→ **SELECTION**:
* * *
When most people in the Caribbean think about fashion as a potential career, the only job titles they tend to associate it with are seamstress, fashion designer or model. This is a clear sign that there is very poor career guidance and mentorship available to help young people make the best choices and to fit their skills appropriately to the industry. This is probably why the industry is extremely stagnated; it is supported by a weak inappropriate skill mix. To put the skills gap into perspective, let me use my place within the industry as an example. Last year I visited Trinidad to review the designer thesis show for students at the Caribbean Academy of Fashion and Design (CAFD). It is now a year later and guess what? For this year’s show—I was unavoidably absent—not a single analytical review has managed to surface.
This revelation is not my plea for praise but more a wakeup call about the sad reality of the place where we want to create an industry.
* * *
→ **GOALS**:
A: Which three job titles do most people in the Caribbean link with fashion, according to the piece on Caribbean fashion careers?
B: Repeat the piece on Caribbean fashion careers word for word from "When most people" up to and including "managed to surface.".

→ **PROVIDED MATERIAL**:
* * *
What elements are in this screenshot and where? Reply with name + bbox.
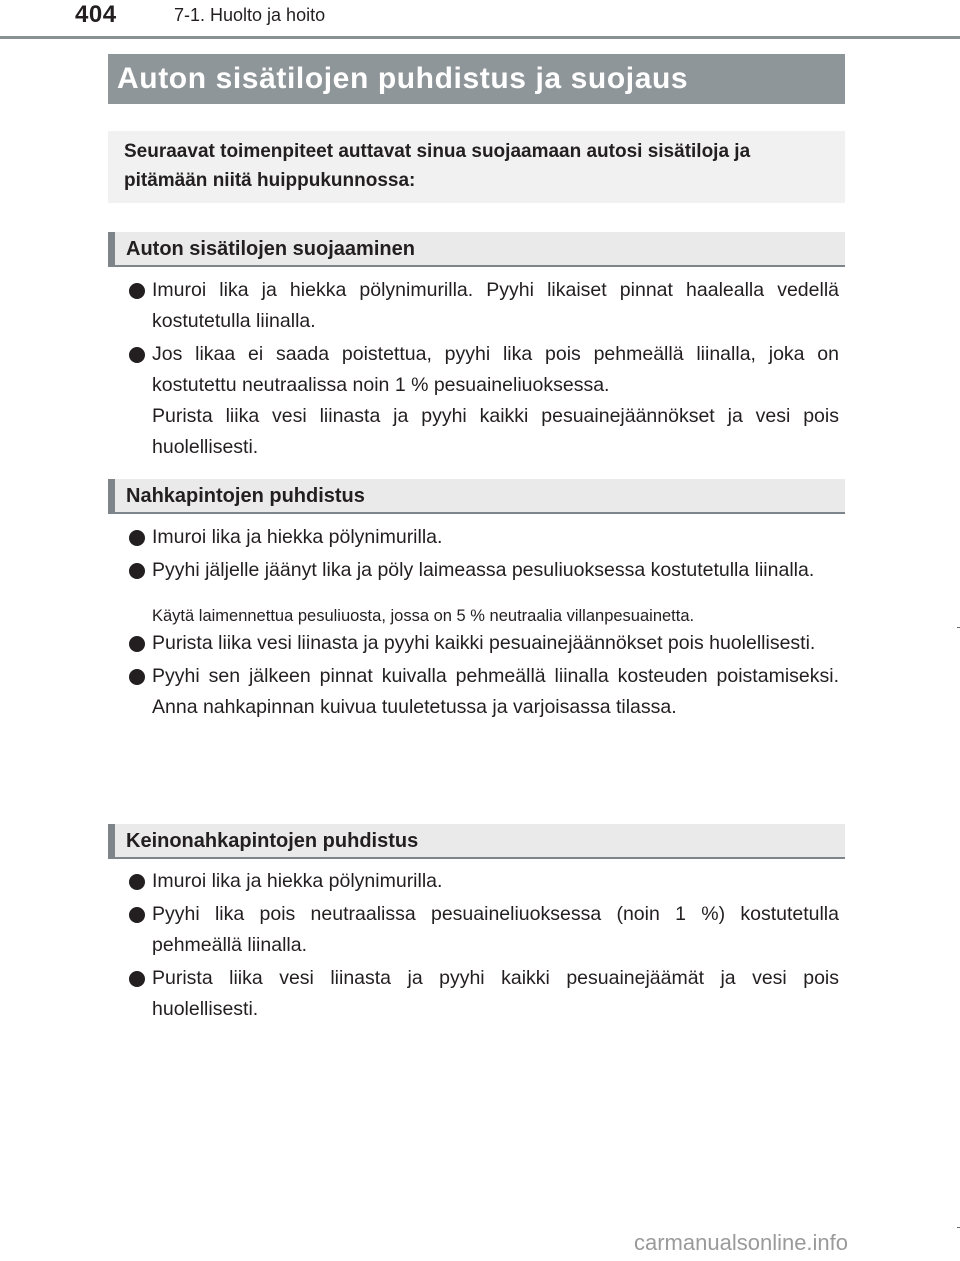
* * *
→ **EXPECTED ANSWERS**:
A: Seamstress, fashion designer, and model.

B:
When most people in the Caribbean think about fashion as a potential career, the only job titles they tend to associate it with are seamstress, fashion designer or model. This is a clear sign that there is very poor career guidance and mentorship available to help young people make the best choices and to fit their skills appropriately to the industry. This is probably why the industry is extremely stagnated; it is supported by a weak inappropriate skill mix. To put the skills gap into perspective, let me use my place within the industry as an example. Last year I visited Trinidad to review the designer thesis show for students at the Caribbean Academy of Fashion and Design (CAFD). It is now a year later and guess what? For this year’s show—I was unavoidably absent—not a single analytical review has managed to surface.